• _Exercise task_:
Locate the string "tenang" in the listing below. Copy every line where it is found.

═════ Input records

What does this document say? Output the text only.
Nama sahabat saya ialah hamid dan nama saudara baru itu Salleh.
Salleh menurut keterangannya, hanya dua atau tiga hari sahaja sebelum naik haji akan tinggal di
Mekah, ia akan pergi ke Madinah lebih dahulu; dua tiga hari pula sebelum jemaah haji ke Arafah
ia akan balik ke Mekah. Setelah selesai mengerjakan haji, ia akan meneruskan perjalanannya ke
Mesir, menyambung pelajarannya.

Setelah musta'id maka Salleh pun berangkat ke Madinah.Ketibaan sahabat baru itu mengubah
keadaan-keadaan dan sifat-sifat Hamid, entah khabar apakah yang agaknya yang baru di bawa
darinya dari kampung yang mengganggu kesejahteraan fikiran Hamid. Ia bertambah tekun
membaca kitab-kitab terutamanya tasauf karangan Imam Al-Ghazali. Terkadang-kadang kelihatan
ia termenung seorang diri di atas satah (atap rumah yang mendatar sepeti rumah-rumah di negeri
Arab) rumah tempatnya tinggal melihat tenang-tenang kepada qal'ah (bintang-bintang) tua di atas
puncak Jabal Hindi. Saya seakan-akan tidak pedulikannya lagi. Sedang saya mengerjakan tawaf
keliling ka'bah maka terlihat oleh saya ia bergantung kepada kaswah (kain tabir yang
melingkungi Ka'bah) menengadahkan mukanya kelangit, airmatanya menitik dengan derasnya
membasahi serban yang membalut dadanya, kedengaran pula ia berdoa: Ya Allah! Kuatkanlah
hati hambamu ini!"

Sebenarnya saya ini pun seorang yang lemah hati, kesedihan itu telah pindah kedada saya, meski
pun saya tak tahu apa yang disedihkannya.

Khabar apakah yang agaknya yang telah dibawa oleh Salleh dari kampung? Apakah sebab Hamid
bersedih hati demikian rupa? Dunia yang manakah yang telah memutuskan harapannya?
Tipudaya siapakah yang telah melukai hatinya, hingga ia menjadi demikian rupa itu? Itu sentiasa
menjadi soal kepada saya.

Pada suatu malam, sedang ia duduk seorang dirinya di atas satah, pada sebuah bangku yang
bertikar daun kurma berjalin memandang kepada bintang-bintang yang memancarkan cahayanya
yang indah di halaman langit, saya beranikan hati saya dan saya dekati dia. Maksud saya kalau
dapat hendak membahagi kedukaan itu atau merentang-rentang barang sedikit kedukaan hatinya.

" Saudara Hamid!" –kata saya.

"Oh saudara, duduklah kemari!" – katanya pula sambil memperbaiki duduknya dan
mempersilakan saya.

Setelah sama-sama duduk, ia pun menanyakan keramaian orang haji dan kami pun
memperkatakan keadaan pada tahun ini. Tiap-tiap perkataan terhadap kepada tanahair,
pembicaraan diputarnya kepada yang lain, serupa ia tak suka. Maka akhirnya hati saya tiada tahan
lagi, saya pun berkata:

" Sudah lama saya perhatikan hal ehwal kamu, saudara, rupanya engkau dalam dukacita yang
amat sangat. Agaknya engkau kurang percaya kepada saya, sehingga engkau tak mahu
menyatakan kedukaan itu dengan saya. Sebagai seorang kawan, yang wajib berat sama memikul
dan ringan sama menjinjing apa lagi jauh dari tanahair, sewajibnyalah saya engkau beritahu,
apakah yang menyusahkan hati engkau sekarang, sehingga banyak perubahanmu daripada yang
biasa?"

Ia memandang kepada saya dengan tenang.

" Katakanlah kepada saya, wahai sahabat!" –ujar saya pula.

══════════

• _Full response_:
Arab) rumah tempatnya tinggal melihat tenang-tenang kepada qal'ah (bintang-bintang) tua di atas
Ia memandang kepada saya dengan tenang.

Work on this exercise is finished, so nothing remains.